— Start Data —
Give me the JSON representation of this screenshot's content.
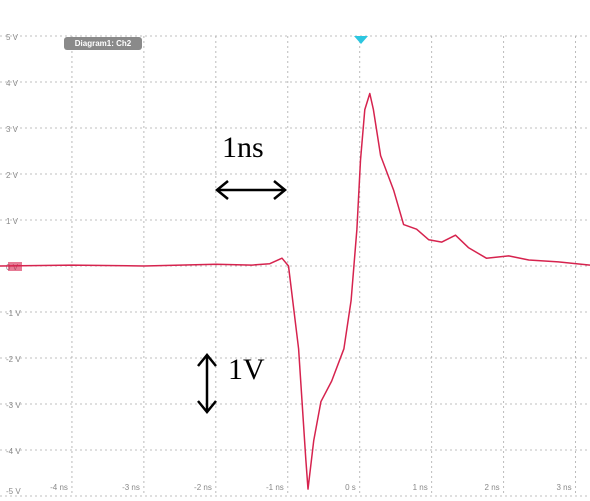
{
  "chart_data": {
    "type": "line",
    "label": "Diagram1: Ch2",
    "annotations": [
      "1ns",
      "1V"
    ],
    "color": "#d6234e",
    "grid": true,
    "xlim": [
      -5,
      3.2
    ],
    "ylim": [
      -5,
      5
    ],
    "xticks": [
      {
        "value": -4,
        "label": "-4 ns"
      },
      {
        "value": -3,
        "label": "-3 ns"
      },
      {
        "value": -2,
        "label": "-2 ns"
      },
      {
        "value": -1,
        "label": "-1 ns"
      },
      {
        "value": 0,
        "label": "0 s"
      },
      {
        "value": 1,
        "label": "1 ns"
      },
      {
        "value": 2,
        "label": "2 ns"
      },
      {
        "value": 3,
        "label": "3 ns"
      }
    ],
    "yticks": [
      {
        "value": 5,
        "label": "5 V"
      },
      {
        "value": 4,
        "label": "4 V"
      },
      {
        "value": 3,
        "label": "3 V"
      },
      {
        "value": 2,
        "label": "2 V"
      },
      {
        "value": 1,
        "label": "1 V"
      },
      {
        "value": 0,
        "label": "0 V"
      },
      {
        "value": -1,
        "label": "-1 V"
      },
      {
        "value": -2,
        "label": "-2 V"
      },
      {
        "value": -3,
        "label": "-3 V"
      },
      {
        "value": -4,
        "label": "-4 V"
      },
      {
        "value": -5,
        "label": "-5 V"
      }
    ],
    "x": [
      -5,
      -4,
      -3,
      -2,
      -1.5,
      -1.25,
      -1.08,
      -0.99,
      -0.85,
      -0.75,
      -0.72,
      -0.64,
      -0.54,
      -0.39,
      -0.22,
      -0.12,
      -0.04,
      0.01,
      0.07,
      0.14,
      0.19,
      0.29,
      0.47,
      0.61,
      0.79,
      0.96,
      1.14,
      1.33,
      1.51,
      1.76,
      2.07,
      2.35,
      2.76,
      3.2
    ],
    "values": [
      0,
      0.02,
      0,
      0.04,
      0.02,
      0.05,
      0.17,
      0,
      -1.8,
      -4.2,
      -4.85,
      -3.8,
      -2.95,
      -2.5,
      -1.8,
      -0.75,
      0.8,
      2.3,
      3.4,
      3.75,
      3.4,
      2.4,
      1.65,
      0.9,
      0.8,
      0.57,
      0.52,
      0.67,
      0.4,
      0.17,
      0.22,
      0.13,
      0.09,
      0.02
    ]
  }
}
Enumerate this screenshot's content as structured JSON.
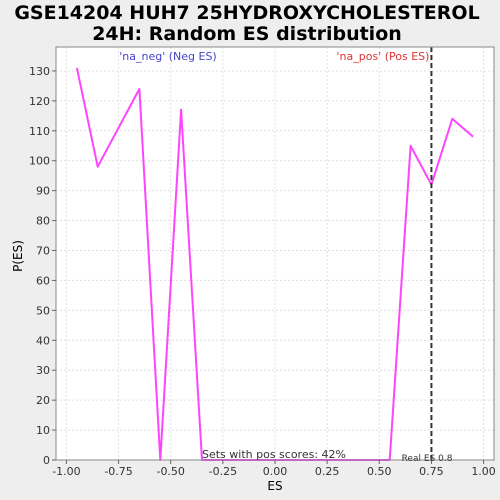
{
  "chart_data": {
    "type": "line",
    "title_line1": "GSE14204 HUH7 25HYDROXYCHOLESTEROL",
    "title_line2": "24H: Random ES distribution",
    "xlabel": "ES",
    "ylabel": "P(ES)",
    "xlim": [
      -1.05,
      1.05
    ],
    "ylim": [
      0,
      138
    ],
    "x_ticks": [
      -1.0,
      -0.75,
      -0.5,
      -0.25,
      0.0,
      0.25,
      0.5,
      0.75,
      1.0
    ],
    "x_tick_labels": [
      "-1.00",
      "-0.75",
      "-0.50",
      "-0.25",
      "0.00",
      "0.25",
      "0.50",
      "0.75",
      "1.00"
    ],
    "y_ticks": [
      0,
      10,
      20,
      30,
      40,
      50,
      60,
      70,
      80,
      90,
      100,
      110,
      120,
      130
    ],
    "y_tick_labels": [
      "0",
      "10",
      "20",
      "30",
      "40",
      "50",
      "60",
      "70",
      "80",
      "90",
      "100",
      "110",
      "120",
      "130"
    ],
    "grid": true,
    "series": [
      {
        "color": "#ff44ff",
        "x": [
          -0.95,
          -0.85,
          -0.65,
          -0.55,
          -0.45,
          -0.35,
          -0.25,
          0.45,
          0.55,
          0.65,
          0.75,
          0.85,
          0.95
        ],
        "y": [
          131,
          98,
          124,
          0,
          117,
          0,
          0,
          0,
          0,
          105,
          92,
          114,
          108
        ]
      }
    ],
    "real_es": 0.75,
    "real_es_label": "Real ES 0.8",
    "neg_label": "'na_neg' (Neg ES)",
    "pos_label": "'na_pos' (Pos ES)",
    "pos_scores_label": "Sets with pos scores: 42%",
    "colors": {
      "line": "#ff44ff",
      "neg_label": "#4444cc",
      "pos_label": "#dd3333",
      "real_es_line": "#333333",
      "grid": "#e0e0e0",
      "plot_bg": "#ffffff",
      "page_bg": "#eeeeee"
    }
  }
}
— End Data —
**Problem statement**
Which lines contain the word "content"? Copy each of them.

**Solution**
Give me the JSON representation of this screenshot's content.
Enumerate this screenshot's content as structured JSON.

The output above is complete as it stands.